## REQUIREMENTS:
Transcribe the records that follow in their entirety, omitting any pictures.

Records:

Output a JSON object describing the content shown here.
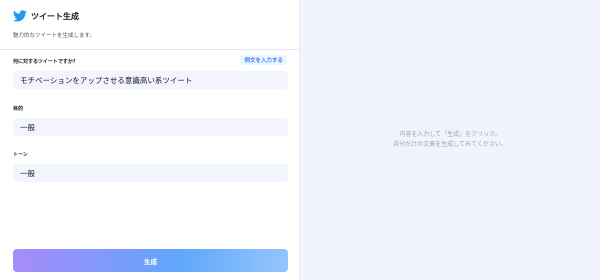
{
  "header": {
    "title": "ツイート生成",
    "subtitle": "魅力的なツイートを生成します。",
    "icon": "twitter-bird-icon",
    "brand_color": "#1d9bf0"
  },
  "form": {
    "field1_label": "何に対するツイートですか？",
    "example_button_label": "例文を入力する",
    "field1_value": "モチベーションをアップさせる意識高い系ツイート",
    "field2_label": "目的",
    "field2_value": "一般",
    "field3_label": "トーン",
    "field3_value": "一般",
    "submit_label": "生成"
  },
  "output": {
    "line1": "内容を入力して「生成」をクリック。",
    "line2": "自分だけの文章を生成してみてください。"
  }
}
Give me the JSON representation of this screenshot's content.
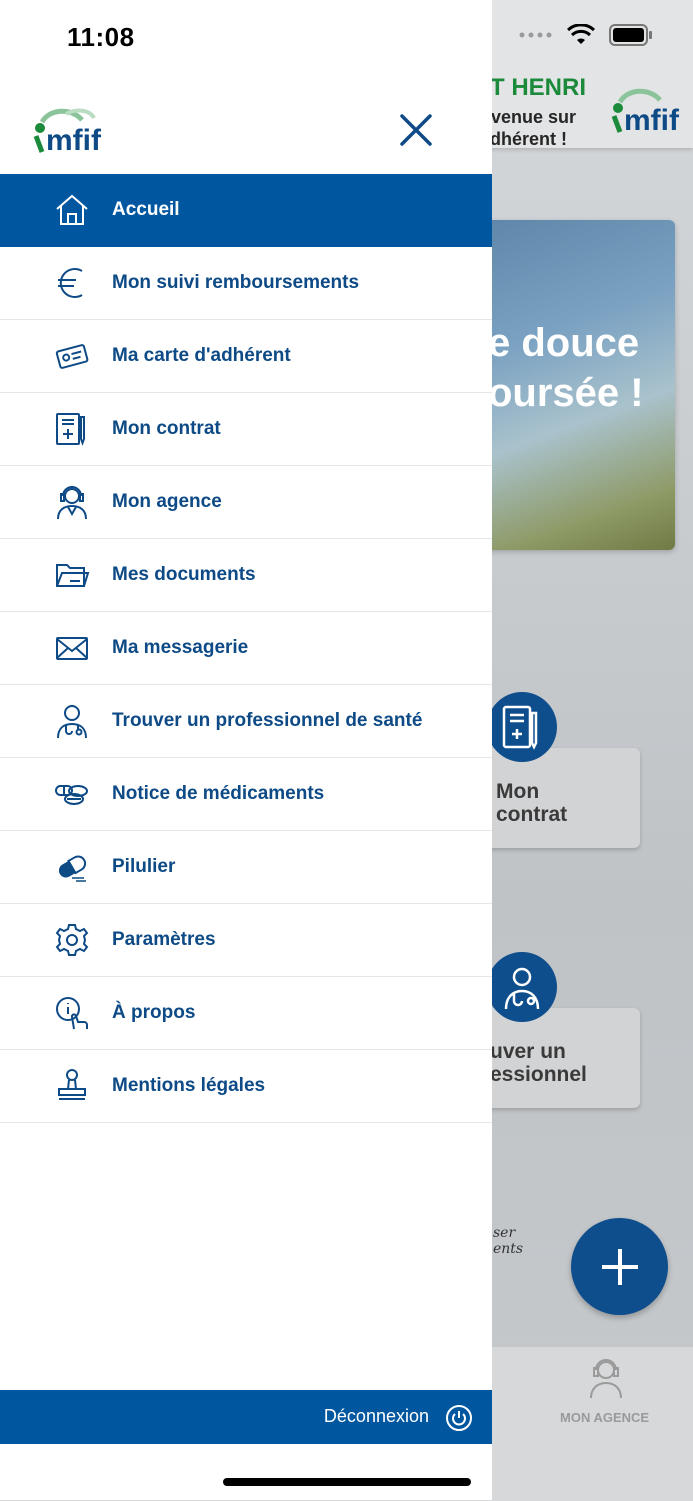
{
  "status_bar": {
    "time": "11:08"
  },
  "background_app": {
    "greeting": "T HENRI",
    "welcome_line1": "nvenue sur",
    "welcome_line2": "adhérent !",
    "banner_line1": "e douce",
    "banner_line2": "oursée !",
    "card_contract_line1": "Mon",
    "card_contract_line2": "contrat",
    "card_pro_line1": "uver un",
    "card_pro_line2": "essionnel",
    "scribble_line1": "ser",
    "scribble_line2": "ents",
    "tab_agency_label": "MON AGENCE"
  },
  "drawer": {
    "logo_text": "mfif",
    "menu": [
      {
        "label": "Accueil",
        "icon": "home-icon",
        "active": true
      },
      {
        "label": "Mon suivi remboursements",
        "icon": "euro-icon"
      },
      {
        "label": "Ma carte d'adhérent",
        "icon": "member-card-icon"
      },
      {
        "label": "Mon contrat",
        "icon": "contract-icon"
      },
      {
        "label": "Mon agence",
        "icon": "agent-headset-icon"
      },
      {
        "label": "Mes documents",
        "icon": "folder-icon"
      },
      {
        "label": "Ma messagerie",
        "icon": "envelope-icon"
      },
      {
        "label": "Trouver un professionnel de santé",
        "icon": "doctor-icon"
      },
      {
        "label": "Notice de médicaments",
        "icon": "pills-icon"
      },
      {
        "label": "Pilulier",
        "icon": "capsule-icon"
      },
      {
        "label": "Paramètres",
        "icon": "gear-icon"
      },
      {
        "label": "À propos",
        "icon": "info-icon"
      },
      {
        "label": "Mentions légales",
        "icon": "stamp-icon"
      }
    ],
    "logout_label": "Déconnexion"
  },
  "colors": {
    "primary": "#0057a0",
    "text_blue": "#0d4a86",
    "brand_green": "#1c8a3b"
  }
}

## SOLUTION TO THE EXERCISE:
Output a JSON object describing the content shown here.
{
  "header": {
    "title": "ツイート生成",
    "subtitle": "魅力的なツイートを生成します。",
    "icon": "twitter-bird-icon",
    "brand_color": "#1d9bf0"
  },
  "form": {
    "field1_label": "何に対するツイートですか？",
    "example_button_label": "例文を入力する",
    "field1_value": "モチベーションをアップさせる意識高い系ツイート",
    "field2_label": "目的",
    "field2_value": "一般",
    "field3_label": "トーン",
    "field3_value": "一般",
    "submit_label": "生成"
  },
  "output": {
    "line1": "内容を入力して「生成」をクリック。",
    "line2": "自分だけの文章を生成してみてください。"
  }
}
Give me the JSON representation of this screenshot's content.
{
  "status_bar": {
    "time": "11:08"
  },
  "background_app": {
    "greeting": "T HENRI",
    "welcome_line1": "nvenue sur",
    "welcome_line2": "adhérent !",
    "banner_line1": "e douce",
    "banner_line2": "oursée !",
    "card_contract_line1": "Mon",
    "card_contract_line2": "contrat",
    "card_pro_line1": "uver un",
    "card_pro_line2": "essionnel",
    "scribble_line1": "ser",
    "scribble_line2": "ents",
    "tab_agency_label": "MON AGENCE"
  },
  "drawer": {
    "logo_text": "mfif",
    "menu": [
      {
        "label": "Accueil",
        "icon": "home-icon",
        "active": true
      },
      {
        "label": "Mon suivi remboursements",
        "icon": "euro-icon"
      },
      {
        "label": "Ma carte d'adhérent",
        "icon": "member-card-icon"
      },
      {
        "label": "Mon contrat",
        "icon": "contract-icon"
      },
      {
        "label": "Mon agence",
        "icon": "agent-headset-icon"
      },
      {
        "label": "Mes documents",
        "icon": "folder-icon"
      },
      {
        "label": "Ma messagerie",
        "icon": "envelope-icon"
      },
      {
        "label": "Trouver un professionnel de santé",
        "icon": "doctor-icon"
      },
      {
        "label": "Notice de médicaments",
        "icon": "pills-icon"
      },
      {
        "label": "Pilulier",
        "icon": "capsule-icon"
      },
      {
        "label": "Paramètres",
        "icon": "gear-icon"
      },
      {
        "label": "À propos",
        "icon": "info-icon"
      },
      {
        "label": "Mentions légales",
        "icon": "stamp-icon"
      }
    ],
    "logout_label": "Déconnexion"
  },
  "colors": {
    "primary": "#0057a0",
    "text_blue": "#0d4a86",
    "brand_green": "#1c8a3b"
  }
}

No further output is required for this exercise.